Required task a >> Rewrite the passage from "He quotes Google's" to "of the text.", putting "flexible management" in place of "loose management".

Passage >>
We live in a complex, non-linear world - and the challenge is how to “embrace the chaos and ambiguity of modern life”.

The author is keen to stress that this is not a web phenomenon. “Something interesting is happening beyond the world of social media: public meetings are suddenly all the rage.”

It's a social phenomenon - and an understanding of behavioural economics is more useful than mastery of technology, Thomas argues. 'The simplistic view of man as a rational economic animal doesn't appear to fit the mood of the times.'

He quotes Google's Shona Brown discussing loose management: “The way to succeed in fast-paced, ambiguous situations is to avoid creating too much structure, but not to add too little either.”

Business schools that have inculcated a rational approach to business, are among those that he criticises: “We are witnessing the unravelling of the most fundamental building blocks of the commercial world and a collapse of faith in tight, empirical rational models and ways of thinking.'

Though it's a business book and not an academic text, there is enough substance to ensure the integrity of the text.

The central argument in Loose is that the only way institutions can respond to new patterns of consumer behaviour, rapidly changing expectations and new technology is to loosen up.

Agility, flexibility and the ability to improvise will become the defining characteristics of successful businesses, while those institutions that rely on tight thinking – the imposition of rules, fixed processes, hierarchical structures – will struggle.

Required task b >> From the listing below, select every line that contains the string "Fluctuation". Case counts.

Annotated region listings
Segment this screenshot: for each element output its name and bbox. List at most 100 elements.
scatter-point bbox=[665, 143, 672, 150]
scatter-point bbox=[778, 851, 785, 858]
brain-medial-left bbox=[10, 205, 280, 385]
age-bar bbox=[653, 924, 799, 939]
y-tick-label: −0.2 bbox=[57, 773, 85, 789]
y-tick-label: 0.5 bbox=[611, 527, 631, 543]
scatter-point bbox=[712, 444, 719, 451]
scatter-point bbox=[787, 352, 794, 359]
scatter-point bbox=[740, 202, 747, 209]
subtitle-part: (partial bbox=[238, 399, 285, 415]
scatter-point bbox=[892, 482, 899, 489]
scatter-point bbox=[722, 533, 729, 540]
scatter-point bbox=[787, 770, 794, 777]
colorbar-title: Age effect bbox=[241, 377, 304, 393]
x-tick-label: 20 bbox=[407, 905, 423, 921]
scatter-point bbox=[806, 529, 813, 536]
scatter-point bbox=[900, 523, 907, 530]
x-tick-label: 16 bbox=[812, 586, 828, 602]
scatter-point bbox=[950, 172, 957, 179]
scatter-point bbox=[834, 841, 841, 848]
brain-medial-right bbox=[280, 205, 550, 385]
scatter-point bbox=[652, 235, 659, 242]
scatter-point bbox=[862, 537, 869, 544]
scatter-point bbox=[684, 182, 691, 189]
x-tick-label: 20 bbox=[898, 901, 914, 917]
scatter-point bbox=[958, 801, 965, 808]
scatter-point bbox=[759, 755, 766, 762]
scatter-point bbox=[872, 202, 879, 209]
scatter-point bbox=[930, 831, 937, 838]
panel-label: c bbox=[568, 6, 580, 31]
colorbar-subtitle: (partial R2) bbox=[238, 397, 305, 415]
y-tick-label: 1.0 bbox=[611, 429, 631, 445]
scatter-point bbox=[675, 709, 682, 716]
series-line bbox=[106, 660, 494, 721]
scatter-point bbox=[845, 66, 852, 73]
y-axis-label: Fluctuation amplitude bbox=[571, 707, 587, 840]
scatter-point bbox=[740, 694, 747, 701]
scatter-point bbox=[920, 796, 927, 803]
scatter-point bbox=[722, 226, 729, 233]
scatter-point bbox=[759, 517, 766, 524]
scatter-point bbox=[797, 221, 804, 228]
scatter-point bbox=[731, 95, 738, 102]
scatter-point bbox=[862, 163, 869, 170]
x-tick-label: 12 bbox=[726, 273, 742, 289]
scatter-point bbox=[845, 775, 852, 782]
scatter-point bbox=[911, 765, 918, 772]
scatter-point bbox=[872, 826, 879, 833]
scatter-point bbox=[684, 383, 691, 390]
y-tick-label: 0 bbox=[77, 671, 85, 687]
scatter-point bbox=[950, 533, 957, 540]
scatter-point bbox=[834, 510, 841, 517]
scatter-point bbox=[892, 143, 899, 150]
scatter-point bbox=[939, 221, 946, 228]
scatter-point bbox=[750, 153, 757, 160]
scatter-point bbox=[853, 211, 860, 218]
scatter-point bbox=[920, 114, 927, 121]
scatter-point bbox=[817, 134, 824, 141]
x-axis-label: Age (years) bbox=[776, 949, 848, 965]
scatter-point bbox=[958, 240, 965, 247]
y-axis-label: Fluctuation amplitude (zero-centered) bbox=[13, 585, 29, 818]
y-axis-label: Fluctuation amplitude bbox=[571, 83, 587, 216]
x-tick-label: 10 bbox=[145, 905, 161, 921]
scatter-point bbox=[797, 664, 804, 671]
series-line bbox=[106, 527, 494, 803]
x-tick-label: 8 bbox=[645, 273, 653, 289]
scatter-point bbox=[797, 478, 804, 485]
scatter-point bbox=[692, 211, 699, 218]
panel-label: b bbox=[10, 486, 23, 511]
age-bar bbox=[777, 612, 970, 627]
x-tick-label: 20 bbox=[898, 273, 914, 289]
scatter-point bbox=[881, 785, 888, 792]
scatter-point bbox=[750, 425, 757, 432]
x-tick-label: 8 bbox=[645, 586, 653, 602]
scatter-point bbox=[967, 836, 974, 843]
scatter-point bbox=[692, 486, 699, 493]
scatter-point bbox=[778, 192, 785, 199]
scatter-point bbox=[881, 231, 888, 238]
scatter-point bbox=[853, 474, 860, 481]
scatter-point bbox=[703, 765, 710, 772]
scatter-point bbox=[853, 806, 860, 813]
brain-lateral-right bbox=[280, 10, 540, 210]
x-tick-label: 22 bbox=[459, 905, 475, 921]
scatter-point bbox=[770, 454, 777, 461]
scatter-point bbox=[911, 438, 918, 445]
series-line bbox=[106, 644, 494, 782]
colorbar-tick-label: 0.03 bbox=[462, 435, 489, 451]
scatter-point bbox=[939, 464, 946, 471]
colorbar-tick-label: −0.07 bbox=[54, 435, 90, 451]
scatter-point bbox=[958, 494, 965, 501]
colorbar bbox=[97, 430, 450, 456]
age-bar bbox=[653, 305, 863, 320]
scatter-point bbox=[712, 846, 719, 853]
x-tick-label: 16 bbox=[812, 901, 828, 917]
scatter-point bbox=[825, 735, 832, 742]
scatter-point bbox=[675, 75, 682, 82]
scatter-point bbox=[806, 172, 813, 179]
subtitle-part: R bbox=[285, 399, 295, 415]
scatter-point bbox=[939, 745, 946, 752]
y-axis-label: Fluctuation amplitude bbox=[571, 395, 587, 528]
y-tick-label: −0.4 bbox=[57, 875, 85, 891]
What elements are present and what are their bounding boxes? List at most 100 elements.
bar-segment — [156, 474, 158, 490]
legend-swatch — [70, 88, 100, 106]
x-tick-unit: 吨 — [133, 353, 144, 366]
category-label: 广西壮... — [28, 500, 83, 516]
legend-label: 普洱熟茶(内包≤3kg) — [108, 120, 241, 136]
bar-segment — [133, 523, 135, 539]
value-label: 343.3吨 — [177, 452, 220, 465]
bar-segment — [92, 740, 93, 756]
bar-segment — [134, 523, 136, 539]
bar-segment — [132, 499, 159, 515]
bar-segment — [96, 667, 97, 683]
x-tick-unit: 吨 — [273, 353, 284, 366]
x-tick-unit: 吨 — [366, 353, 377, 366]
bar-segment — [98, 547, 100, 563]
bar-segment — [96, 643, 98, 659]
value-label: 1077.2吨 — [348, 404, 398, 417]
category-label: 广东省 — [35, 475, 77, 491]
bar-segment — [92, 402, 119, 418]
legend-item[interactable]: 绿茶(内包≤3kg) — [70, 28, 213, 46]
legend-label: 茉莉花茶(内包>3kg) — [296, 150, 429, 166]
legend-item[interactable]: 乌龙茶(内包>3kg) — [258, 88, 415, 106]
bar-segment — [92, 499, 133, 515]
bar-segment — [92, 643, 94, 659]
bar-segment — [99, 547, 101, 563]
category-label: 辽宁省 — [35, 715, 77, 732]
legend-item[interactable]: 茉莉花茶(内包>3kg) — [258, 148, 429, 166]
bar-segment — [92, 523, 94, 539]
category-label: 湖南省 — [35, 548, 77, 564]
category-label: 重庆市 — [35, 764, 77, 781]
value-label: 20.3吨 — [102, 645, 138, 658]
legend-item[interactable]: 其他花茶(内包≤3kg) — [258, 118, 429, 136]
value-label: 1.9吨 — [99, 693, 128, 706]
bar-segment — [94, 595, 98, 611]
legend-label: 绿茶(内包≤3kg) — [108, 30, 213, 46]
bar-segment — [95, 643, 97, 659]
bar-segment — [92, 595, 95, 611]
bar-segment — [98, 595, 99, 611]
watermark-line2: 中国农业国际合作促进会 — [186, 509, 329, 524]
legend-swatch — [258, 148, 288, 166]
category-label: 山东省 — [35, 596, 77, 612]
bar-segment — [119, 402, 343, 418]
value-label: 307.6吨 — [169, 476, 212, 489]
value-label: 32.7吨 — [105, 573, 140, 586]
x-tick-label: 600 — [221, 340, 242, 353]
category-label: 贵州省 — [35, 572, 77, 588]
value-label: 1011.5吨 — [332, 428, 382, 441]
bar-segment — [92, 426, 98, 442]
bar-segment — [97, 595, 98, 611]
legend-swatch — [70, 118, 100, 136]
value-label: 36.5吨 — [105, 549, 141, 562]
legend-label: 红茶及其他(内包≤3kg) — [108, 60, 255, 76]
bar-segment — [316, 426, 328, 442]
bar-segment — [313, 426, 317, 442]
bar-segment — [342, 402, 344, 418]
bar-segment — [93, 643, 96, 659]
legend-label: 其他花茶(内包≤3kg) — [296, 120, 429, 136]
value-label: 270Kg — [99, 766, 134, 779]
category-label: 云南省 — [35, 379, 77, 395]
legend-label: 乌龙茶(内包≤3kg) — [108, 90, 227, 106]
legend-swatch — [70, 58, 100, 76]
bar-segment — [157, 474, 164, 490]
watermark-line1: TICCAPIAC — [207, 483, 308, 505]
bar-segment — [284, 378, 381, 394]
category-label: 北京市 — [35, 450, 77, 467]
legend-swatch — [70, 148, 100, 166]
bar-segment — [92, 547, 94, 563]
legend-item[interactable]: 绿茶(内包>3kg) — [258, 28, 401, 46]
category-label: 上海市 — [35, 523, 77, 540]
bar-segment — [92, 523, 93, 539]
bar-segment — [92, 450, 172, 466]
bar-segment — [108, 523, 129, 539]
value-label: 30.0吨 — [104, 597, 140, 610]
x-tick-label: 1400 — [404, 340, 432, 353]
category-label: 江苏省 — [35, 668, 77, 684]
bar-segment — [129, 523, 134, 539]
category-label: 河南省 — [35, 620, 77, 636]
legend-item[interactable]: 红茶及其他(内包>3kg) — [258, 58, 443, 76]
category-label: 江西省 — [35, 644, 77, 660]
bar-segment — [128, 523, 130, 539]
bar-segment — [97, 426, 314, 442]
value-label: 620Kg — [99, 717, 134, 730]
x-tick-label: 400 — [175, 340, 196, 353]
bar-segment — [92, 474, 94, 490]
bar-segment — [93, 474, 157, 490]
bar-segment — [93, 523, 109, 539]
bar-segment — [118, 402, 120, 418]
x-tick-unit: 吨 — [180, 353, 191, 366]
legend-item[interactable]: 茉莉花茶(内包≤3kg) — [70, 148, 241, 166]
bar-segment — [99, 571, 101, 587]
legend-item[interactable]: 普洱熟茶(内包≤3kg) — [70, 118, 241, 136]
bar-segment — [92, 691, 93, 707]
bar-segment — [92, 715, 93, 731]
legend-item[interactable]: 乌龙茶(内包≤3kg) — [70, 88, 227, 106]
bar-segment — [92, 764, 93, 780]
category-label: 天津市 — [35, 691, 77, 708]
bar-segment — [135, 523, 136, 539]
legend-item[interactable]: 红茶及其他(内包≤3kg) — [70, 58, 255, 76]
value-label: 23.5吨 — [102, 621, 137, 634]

Full response a >>
He quotes Google's Shona Brown discussing flexible management: “The way to succeed in fast-paced, ambiguous situations is to avoid creating too much structure, but not to add too little either.”

Business schools that have inculcated a rational approach to business, are among those that he criticises: “We are witnessing the unravelling of the most fundamental building blocks of the commercial world and a collapse of faith in tight, empirical rational models and ways of thinking.'

Though it's a business book and not an academic text, there is enough substance to ensure the integrity of the text.

Full response b >>
y-axis-label: Fluctuation amplitude bbox=[571, 707, 587, 840]
y-axis-label: Fluctuation amplitude (zero-centered) bbox=[13, 585, 29, 818]
y-axis-label: Fluctuation amplitude bbox=[571, 83, 587, 216]
y-axis-label: Fluctuation amplitude bbox=[571, 395, 587, 528]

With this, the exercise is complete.